Task requirements>
Copy all the material that follows, keeping every character the same.

──────────

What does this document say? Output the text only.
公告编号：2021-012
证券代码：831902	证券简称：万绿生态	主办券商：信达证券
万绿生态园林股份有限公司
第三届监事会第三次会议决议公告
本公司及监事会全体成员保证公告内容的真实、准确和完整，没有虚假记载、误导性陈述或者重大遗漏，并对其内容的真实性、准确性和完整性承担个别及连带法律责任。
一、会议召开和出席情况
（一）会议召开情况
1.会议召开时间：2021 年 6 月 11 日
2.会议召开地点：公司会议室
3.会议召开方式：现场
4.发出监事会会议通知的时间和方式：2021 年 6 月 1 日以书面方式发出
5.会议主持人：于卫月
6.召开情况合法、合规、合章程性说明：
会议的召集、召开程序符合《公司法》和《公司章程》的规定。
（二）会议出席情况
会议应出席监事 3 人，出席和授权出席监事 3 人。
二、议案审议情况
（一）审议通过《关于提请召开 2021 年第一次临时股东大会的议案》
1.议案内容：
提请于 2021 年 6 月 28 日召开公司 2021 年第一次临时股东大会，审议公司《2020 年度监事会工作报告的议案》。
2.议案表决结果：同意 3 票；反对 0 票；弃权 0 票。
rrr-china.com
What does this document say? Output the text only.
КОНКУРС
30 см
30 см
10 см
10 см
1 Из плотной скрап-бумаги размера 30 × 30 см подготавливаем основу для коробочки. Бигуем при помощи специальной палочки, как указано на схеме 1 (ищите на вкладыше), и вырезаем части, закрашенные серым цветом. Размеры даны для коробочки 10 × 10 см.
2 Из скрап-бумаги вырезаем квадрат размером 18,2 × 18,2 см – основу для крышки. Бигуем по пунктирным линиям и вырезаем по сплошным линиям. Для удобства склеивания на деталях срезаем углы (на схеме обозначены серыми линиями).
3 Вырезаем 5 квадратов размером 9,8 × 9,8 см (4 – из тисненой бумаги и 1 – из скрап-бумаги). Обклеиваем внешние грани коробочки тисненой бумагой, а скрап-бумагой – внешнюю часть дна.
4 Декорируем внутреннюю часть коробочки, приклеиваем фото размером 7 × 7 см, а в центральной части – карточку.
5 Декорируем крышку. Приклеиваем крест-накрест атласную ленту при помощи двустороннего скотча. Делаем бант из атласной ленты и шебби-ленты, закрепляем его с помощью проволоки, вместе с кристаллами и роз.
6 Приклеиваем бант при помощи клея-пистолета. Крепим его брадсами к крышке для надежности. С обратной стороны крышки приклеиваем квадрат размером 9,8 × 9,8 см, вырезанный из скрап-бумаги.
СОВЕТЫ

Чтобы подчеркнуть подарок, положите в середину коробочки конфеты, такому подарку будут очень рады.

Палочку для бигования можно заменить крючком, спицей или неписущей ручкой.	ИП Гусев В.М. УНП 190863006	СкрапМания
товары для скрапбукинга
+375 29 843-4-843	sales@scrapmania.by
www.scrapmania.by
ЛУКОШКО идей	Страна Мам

──────────

Problem solution>
What does this document say? Output the text only.
公告编号：2021-012
证券代码：831902	证券简称：万绿生态	主办券商：信达证券
万绿生态园林股份有限公司
第三届监事会第三次会议决议公告
本公司及监事会全体成员保证公告内容的真实、准确和完整，没有虚假记载、误导性陈述或者重大遗漏，并对其内容的真实性、准确性和完整性承担个别及连带法律责任。
一、会议召开和出席情况
（一）会议召开情况
1.会议召开时间：2021 年 6 月 11 日
2.会议召开地点：公司会议室
3.会议召开方式：现场
4.发出监事会会议通知的时间和方式：2021 年 6 月 1 日以书面方式发出
5.会议主持人：于卫月
6.召开情况合法、合规、合章程性说明：
会议的召集、召开程序符合《公司法》和《公司章程》的规定。
（二）会议出席情况
会议应出席监事 3 人，出席和授权出席监事 3 人。
二、议案审议情况
（一）审议通过《关于提请召开 2021 年第一次临时股东大会的议案》
1.议案内容：
提请于 2021 年 6 月 28 日召开公司 2021 年第一次临时股东大会，审议公司《2020 年度监事会工作报告的议案》。
2.议案表决结果：同意 3 票；反对 0 票；弃权 0 票。
rrr-china.com
What does this document say? Output the text only.
КОНКУРС
30 см
30 см
10 см
10 см
1 Из плотной скрап-бумаги размера 30 × 30 см подготавливаем основу для коробочки. Бигуем при помощи специальной палочки, как указано на схеме 1 (ищите на вкладыше), и вырезаем части, закрашенные серым цветом. Размеры даны для коробочки 10 × 10 см.
2 Из скрап-бумаги вырезаем квадрат размером 18,2 × 18,2 см – основу для крышки. Бигуем по пунктирным линиям и вырезаем по сплошным линиям. Для удобства склеивания на деталях срезаем углы (на схеме обозначены серыми линиями).
3 Вырезаем 5 квадратов размером 9,8 × 9,8 см (4 – из тисненой бумаги и 1 – из скрап-бумаги). Обклеиваем внешние грани коробочки тисненой бумагой, а скрап-бумагой – внешнюю часть дна.
4 Декорируем внутреннюю часть коробочки, приклеиваем фото размером 7 × 7 см, а в центральной части – карточку.
5 Декорируем крышку. Приклеиваем крест-накрест атласную ленту при помощи двустороннего скотча. Делаем бант из атласной ленты и шебби-ленты, закрепляем его с помощью проволоки, вместе с кристаллами и роз.
6 Приклеиваем бант при помощи клея-пистолета. Крепим его брадсами к крышке для надежности. С обратной стороны крышки приклеиваем квадрат размером 9,8 × 9,8 см, вырезанный из скрап-бумаги.
СОВЕТЫ

Чтобы подчеркнуть подарок, положите в середину коробочки конфеты, такому подарку будут очень рады.

Палочку для бигования можно заменить крючком, спицей или неписущей ручкой.	ИП Гусев В.М. УНП 190863006	СкрапМания
товары для скрапбукинга
+375 29 843-4-843	sales@scrapmania.by
www.scrapmania.by
ЛУКОШКО идей	Страна Мам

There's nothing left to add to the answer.